* **Brief**: All entries should be output exactly as they stand.

* **Record set**:
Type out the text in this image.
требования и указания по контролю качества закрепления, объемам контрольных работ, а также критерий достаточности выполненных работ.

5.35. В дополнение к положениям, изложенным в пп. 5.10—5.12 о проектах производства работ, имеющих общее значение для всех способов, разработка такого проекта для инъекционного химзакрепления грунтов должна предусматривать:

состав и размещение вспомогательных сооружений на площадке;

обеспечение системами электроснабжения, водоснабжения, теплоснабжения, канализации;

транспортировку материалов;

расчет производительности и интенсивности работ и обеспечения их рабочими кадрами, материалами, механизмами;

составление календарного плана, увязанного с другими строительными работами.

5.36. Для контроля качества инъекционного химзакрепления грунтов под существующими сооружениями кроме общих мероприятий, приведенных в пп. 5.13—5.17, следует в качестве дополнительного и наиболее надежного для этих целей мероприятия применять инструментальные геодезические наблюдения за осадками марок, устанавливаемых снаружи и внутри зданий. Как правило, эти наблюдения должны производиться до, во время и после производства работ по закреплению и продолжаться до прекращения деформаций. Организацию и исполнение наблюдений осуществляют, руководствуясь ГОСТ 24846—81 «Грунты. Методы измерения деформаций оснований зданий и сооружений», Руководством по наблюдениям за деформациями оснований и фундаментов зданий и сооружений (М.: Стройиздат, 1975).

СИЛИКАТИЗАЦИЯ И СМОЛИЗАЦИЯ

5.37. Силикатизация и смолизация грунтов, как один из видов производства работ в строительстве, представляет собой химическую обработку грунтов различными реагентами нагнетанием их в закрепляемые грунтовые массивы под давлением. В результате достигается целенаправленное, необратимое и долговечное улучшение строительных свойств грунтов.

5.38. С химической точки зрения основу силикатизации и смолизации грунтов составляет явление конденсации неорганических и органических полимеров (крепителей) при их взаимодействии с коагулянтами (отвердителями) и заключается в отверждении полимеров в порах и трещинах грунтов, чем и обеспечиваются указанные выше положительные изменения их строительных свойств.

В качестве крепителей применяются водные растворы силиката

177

* **Solution to the exercise**:
Type out the text in this image.
требования и указания по контролю качества закрепления, объемам контрольных работ, а также критерий достаточности выполненных работ.

5.35. В дополнение к положениям, изложенным в пп. 5.10—5.12 о проектах производства работ, имеющих общее значение для всех способов, разработка такого проекта для инъекционного химзакрепления грунтов должна предусматривать:

состав и размещение вспомогательных сооружений на площадке;

обеспечение системами электроснабжения, водоснабжения, теплоснабжения, канализации;

транспортировку материалов;

расчет производительности и интенсивности работ и обеспечения их рабочими кадрами, материалами, механизмами;

составление календарного плана, увязанного с другими строительными работами.

5.36. Для контроля качества инъекционного химзакрепления грунтов под существующими сооружениями кроме общих мероприятий, приведенных в пп. 5.13—5.17, следует в качестве дополнительного и наиболее надежного для этих целей мероприятия применять инструментальные геодезические наблюдения за осадками марок, устанавливаемых снаружи и внутри зданий. Как правило, эти наблюдения должны производиться до, во время и после производства работ по закреплению и продолжаться до прекращения деформаций. Организацию и исполнение наблюдений осуществляют, руководствуясь ГОСТ 24846—81 «Грунты. Методы измерения деформаций оснований зданий и сооружений», Руководством по наблюдениям за деформациями оснований и фундаментов зданий и сооружений (М.: Стройиздат, 1975).

СИЛИКАТИЗАЦИЯ И СМОЛИЗАЦИЯ

5.37. Силикатизация и смолизация грунтов, как один из видов производства работ в строительстве, представляет собой химическую обработку грунтов различными реагентами нагнетанием их в закрепляемые грунтовые массивы под давлением. В результате достигается целенаправленное, необратимое и долговечное улучшение строительных свойств грунтов.

5.38. С химической точки зрения основу силикатизации и смолизации грунтов составляет явление конденсации неорганических и органических полимеров (крепителей) при их взаимодействии с коагулянтами (отвердителями) и заключается в отверждении полимеров в порах и трещинах грунтов, чем и обеспечиваются указанные выше положительные изменения их строительных свойств.

В качестве крепителей применяются водные растворы силиката

177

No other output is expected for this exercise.